● **TASK**
Using the data below, gather each line that includes the word "Other".

○ ○ ○

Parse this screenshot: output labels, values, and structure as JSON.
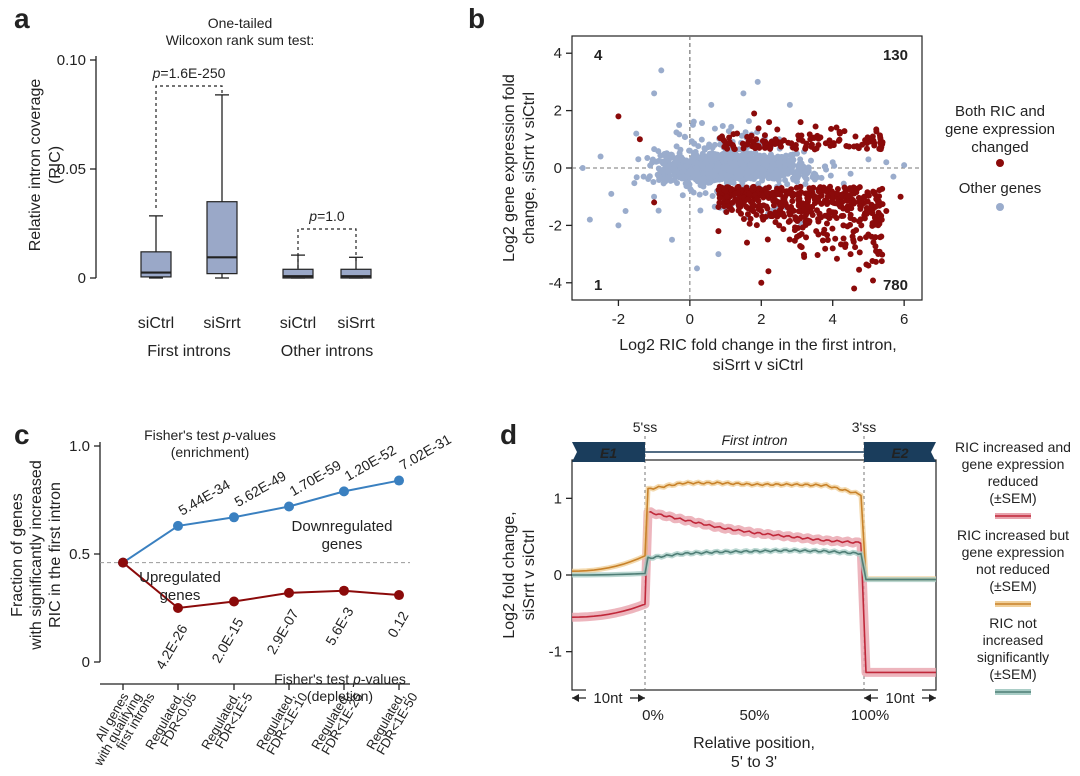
{
  "panel_letters": [
    "a",
    "b",
    "c",
    "d"
  ],
  "colors": {
    "box_fill": "#9aa8c8",
    "dark_red": "#8b0a0a",
    "grey_blue": "#9aaccc",
    "blue_line": "#3a80c0",
    "orange_line": "#c8822a",
    "teal_line": "#4f7e76",
    "red_line": "#c0283a",
    "exon_box": "#1a3d5c"
  },
  "chart_data": [
    {
      "id": "a",
      "type": "box",
      "title": "One-tailed\nWilcoxon rank sum test:",
      "title_lines": [
        "One-tailed",
        "Wilcoxon rank sum test:"
      ],
      "ylabel": "Relative intron coverage\n(RIC)",
      "ylabel_lines": [
        "Relative intron coverage",
        "(RIC)"
      ],
      "ylim": [
        0,
        0.1
      ],
      "yticks": [
        "0",
        "0.05",
        "0.10"
      ],
      "ytick_values": [
        0,
        0.05,
        0.1
      ],
      "groups": [
        "First introns",
        "Other introns"
      ],
      "categories": [
        "siCtrl",
        "siSrrt",
        "siCtrl",
        "siSrrt"
      ],
      "boxes": [
        {
          "whisker_low": 0.0,
          "q1": 0.0005,
          "median": 0.0025,
          "q3": 0.012,
          "whisker_high": 0.0285
        },
        {
          "whisker_low": 0.0,
          "q1": 0.002,
          "median": 0.0095,
          "q3": 0.035,
          "whisker_high": 0.084
        },
        {
          "whisker_low": 0.0,
          "q1": 0.0,
          "median": 0.0008,
          "q3": 0.004,
          "whisker_high": 0.0105
        },
        {
          "whisker_low": 0.0,
          "q1": 0.0,
          "median": 0.0008,
          "q3": 0.004,
          "whisker_high": 0.0095
        }
      ],
      "annotations": [
        {
          "prefix": "p",
          "text": "=1.6E-250",
          "pair": [
            0,
            1
          ]
        },
        {
          "prefix": "p",
          "text": "=1.0",
          "pair": [
            2,
            3
          ]
        }
      ]
    },
    {
      "id": "b",
      "type": "scatter",
      "xlabel": "Log2 RIC fold change in the first intron,\nsiSrrt v siCtrl",
      "xlabel_lines": [
        "Log2 RIC fold change in the first intron,",
        "siSrrt v siCtrl"
      ],
      "ylabel": "Log2 gene expression fold\nchange, siSrrt v siCtrl",
      "ylabel_lines": [
        "Log2 gene expression fold",
        "change, siSrrt v siCtrl"
      ],
      "xlim": [
        -3.3,
        6.5
      ],
      "ylim": [
        -4.6,
        4.6
      ],
      "xticks": [
        "-2",
        "0",
        "2",
        "4",
        "6"
      ],
      "xtick_values": [
        -2,
        0,
        2,
        4,
        6
      ],
      "yticks": [
        "-4",
        "-2",
        "0",
        "2",
        "4"
      ],
      "ytick_values": [
        -4,
        -2,
        0,
        2,
        4
      ],
      "quadrant_counts": [
        "4",
        "130",
        "1",
        "780"
      ],
      "legend": [
        "Both RIC and\ngene expression\nchanged",
        "Other genes"
      ],
      "legend_lines": [
        [
          "Both RIC and",
          "gene expression",
          "changed"
        ],
        [
          "Other genes"
        ]
      ],
      "series": [
        {
          "name": "Both RIC and gene expression changed",
          "color": "#8b0a0a",
          "points": [
            [
              1.0,
              -0.8
            ],
            [
              1.4,
              -1.2
            ],
            [
              2.0,
              -1.5
            ],
            [
              2.5,
              -2.0
            ],
            [
              3.0,
              -2.4
            ],
            [
              3.5,
              -1.1
            ],
            [
              4.0,
              -2.8
            ],
            [
              4.5,
              -3.0
            ],
            [
              5.0,
              -3.4
            ],
            [
              2.2,
              -3.6
            ],
            [
              3.2,
              -3.1
            ],
            [
              1.6,
              -2.6
            ],
            [
              4.8,
              -2.0
            ],
            [
              5.5,
              -1.5
            ],
            [
              2.9,
              -0.9
            ],
            [
              3.8,
              -0.8
            ],
            [
              1.2,
              0.8
            ],
            [
              2.4,
              1.0
            ],
            [
              3.1,
              1.6
            ],
            [
              4.2,
              1.2
            ],
            [
              1.8,
              1.9
            ],
            [
              0.9,
              1.1
            ],
            [
              3.6,
              0.8
            ],
            [
              -1.4,
              1.0
            ],
            [
              -2.0,
              1.8
            ],
            [
              -1.0,
              -1.2
            ],
            [
              2.0,
              -4.0
            ],
            [
              4.6,
              -4.2
            ],
            [
              5.9,
              -1.0
            ],
            [
              0.8,
              -2.2
            ]
          ]
        },
        {
          "name": "Other genes",
          "color": "#9aaccc",
          "points": [
            [
              -3.0,
              0.0
            ],
            [
              -2.5,
              0.4
            ],
            [
              -2.2,
              -0.9
            ],
            [
              -1.8,
              -1.5
            ],
            [
              -1.5,
              1.2
            ],
            [
              -1.0,
              2.6
            ],
            [
              -0.8,
              3.4
            ],
            [
              -0.5,
              -2.5
            ],
            [
              0.0,
              0.6
            ],
            [
              0.3,
              -0.6
            ],
            [
              0.6,
              2.2
            ],
            [
              0.8,
              -3.0
            ],
            [
              1.0,
              -1.5
            ],
            [
              1.5,
              2.6
            ],
            [
              2.0,
              0.4
            ],
            [
              2.5,
              -0.3
            ],
            [
              3.0,
              0.5
            ],
            [
              3.5,
              -0.4
            ],
            [
              4.0,
              0.2
            ],
            [
              4.5,
              -0.2
            ],
            [
              5.0,
              0.3
            ],
            [
              5.5,
              0.2
            ],
            [
              6.0,
              0.1
            ],
            [
              2.8,
              2.2
            ],
            [
              1.9,
              3.0
            ],
            [
              -2.8,
              -1.8
            ],
            [
              -2.0,
              -2.0
            ],
            [
              0.2,
              -3.5
            ],
            [
              5.7,
              -0.3
            ],
            [
              -0.3,
              1.5
            ]
          ]
        }
      ]
    },
    {
      "id": "c",
      "type": "line",
      "ylabel": "Fraction of genes\nwith significantly increased\nRIC in the first intron",
      "ylabel_lines": [
        "Fraction of genes",
        "with significantly increased",
        "RIC in the first intron"
      ],
      "ylim": [
        0,
        1.0
      ],
      "yticks": [
        "0",
        "0.5",
        "1.0"
      ],
      "ytick_values": [
        0,
        0.5,
        1.0
      ],
      "categories": [
        "All genes\nwith qualifying\nfirst introns",
        "Regulated,\nFDR<0.05",
        "Regulated,\nFDR<1E-5",
        "Regulated,\nFDR<1E-10",
        "Regulated,\nFDR<1E-25",
        "Regulated,\nFDR<1E-50"
      ],
      "category_lines": [
        [
          "All genes",
          "with qualifying",
          "first introns"
        ],
        [
          "Regulated,",
          "FDR<0.05"
        ],
        [
          "Regulated,",
          "FDR<1E-5"
        ],
        [
          "Regulated,",
          "FDR<1E-10"
        ],
        [
          "Regulated,",
          "FDR<1E-25"
        ],
        [
          "Regulated,",
          "FDR<1E-50"
        ]
      ],
      "baseline": 0.46,
      "enrichment_header": [
        "Fisher's test ",
        "p",
        "-values",
        "(enrichment)"
      ],
      "depletion_header": [
        "Fisher's test ",
        "p",
        "-values",
        "(depletion)"
      ],
      "series": [
        {
          "name": "Downregulated\ngenes",
          "name_lines": [
            "Downregulated",
            "genes"
          ],
          "color": "#3a80c0",
          "values": [
            0.46,
            0.63,
            0.67,
            0.72,
            0.79,
            0.84
          ],
          "pvalues": [
            "5.44E-34",
            "5.62E-49",
            "1.70E-59",
            "1.20E-52",
            "7.02E-31"
          ]
        },
        {
          "name": "Upregulated\ngenes",
          "name_lines": [
            "Upregulated",
            "genes"
          ],
          "color": "#8b0a0a",
          "values": [
            0.46,
            0.25,
            0.28,
            0.32,
            0.33,
            0.31
          ],
          "pvalues": [
            "4.2E-26",
            "2.0E-15",
            "2.9E-07",
            "5.6E-3",
            "0.12"
          ]
        }
      ]
    },
    {
      "id": "d",
      "type": "line",
      "ylabel": "Log2 fold change,\nsiSrrt v siCtrl",
      "ylabel_lines": [
        "Log2 fold change,",
        "siSrrt v siCtrl"
      ],
      "xlabel": "Relative position,\n5' to 3'",
      "xlabel_lines": [
        "Relative position,",
        "5' to 3'"
      ],
      "ylim": [
        -1.5,
        1.5
      ],
      "yticks": [
        "-1",
        "0",
        "1"
      ],
      "ytick_values": [
        -1,
        0,
        1
      ],
      "xticks": [
        "0%",
        "50%",
        "100%"
      ],
      "gene_model": {
        "exon1": "E1",
        "intron": "First intron",
        "exon2": "E2",
        "ss5": "5'ss",
        "ss3": "3'ss"
      },
      "flank_labels": [
        "10nt",
        "10nt"
      ],
      "legend": [
        {
          "lines": [
            "RIC increased and",
            "gene expression",
            "reduced",
            "(±SEM)"
          ],
          "color": "#c0283a"
        },
        {
          "lines": [
            "RIC increased but",
            "gene expression",
            "not reduced",
            "(±SEM)"
          ],
          "color": "#c8822a"
        },
        {
          "lines": [
            "RIC not",
            "increased",
            "significantly",
            "(±SEM)"
          ],
          "color": "#4f7e76"
        }
      ],
      "series": [
        {
          "name": "RIC increased and gene expression reduced",
          "color": "#c0283a",
          "exon1": [
            -0.55,
            -0.38
          ],
          "intron": [
            0.82,
            0.72,
            0.62,
            0.55,
            0.5,
            0.45,
            0.42
          ],
          "exon2": [
            -1.27,
            -1.27
          ]
        },
        {
          "name": "RIC increased but gene expression not reduced",
          "color": "#c8822a",
          "exon1": [
            0.05,
            0.25
          ],
          "intron": [
            1.12,
            1.2,
            1.2,
            1.18,
            1.18,
            1.17,
            1.05
          ],
          "exon2": [
            -0.05,
            -0.05
          ]
        },
        {
          "name": "RIC not increased significantly",
          "color": "#4f7e76",
          "exon1": [
            0.0,
            0.02
          ],
          "intron": [
            0.22,
            0.28,
            0.3,
            0.31,
            0.32,
            0.31,
            0.28
          ],
          "exon2": [
            -0.06,
            -0.06
          ]
        }
      ]
    }
  ]
}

○ ○ ○

● **EXPECTED OUTPUT**
        "Other introns"
        "Other genes"
          "Other genes"
          "name": "Other genes",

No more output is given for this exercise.